------ Excerpted passage ------
Eco loonies lying in the middle of the road. Shoplifting and burglary rampant.
But in our country’s hour of need, confidence in the police is at an all-time low.
The police are widely perceived as pathetically soft on crime, quick to bend the metaphorical knee to disruptive protests, and acting as if the crimes that blight ordinary lives have nothing much to do with them.
Last year, only 5.7 per cent of criminal offences resulted in a charge or summons in England and Wales.
And this week’s report on the murder of Sarah Everard has totally shattered any remaining faith in the police.
“Sarah died because he was a police officer,” said Sarah’s family in a calm, considered and totally heartbreaking statement.
“She would never have got into a stranger’s car.”
Red flag
The inquiry into Sarah’s murder could not be more damning of the police.
It reveals that a serial sex offender who should have been in jail years ago was instead given a policeman’s uniform, a glittering career in the Met, and even a firearm.
Couzens is the scum who was allowed to rise to be among the cream of the Metropolitan Police – a fêted father figure known as Papa Wayne by adoring young coppers.
The shocking, sickening reality is that Couzens had 30 years of sex crimes behind him.
------ Source excerpt ------
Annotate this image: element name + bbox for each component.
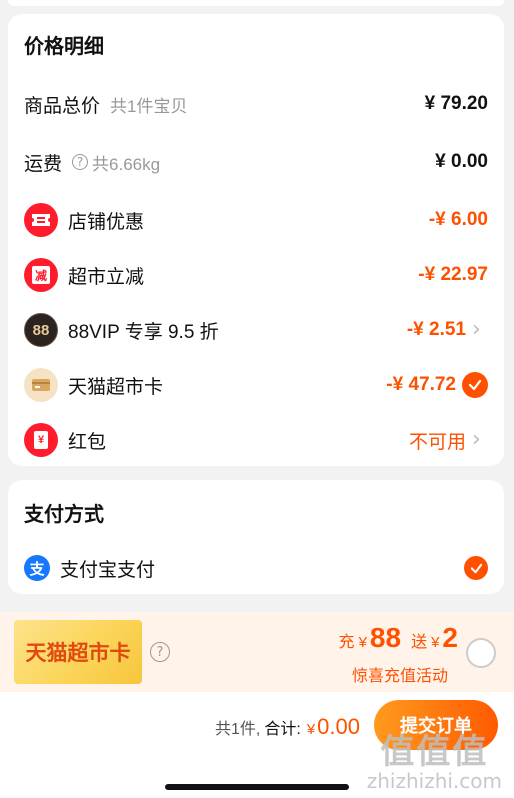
------
→ Stated exercise
Continue the commentary on public confidence in the police and the Sarah Everard inquiry, which appears above the listing, starting after its last sentence.

→ Task output
A sex assault on a child. Two rapes. And multiple occasions where he exposed himself. Every single red flag was ignored.
Every time the lazy, lethargic coppers looked the other way. Couzens, the inquiry concluded, had a “long-held callous” attitude towards women, and a collection of violent porn.
Totally rotten
One day we will find the wit to ask ourselves what a diet of violent pornography does to the male mind.
Especially when that warped male mind is given the state-sanctioned power of the police. But today we mourn Sarah Everard.
Her name will never be forgotten, because Sarah’s horrific, lonely death marks a turning moment for this country.
It would be comforting to think that Wayne Couzens is a terrible aberration, an obscene one-off. And we know in our hearts that it is not true.
There is a snickering, bullying, low-level misogyny that permeates our police.
Think of David Carrick, jailed for life after committing 85 serious offences, including multiple rapes, while a Met officer.
Think of Met officers Jamie Lewis and Deniz Jaffer, jailed for taking and sharing photographs of murdered sisters Nicole Smallman and Bibaa Henry.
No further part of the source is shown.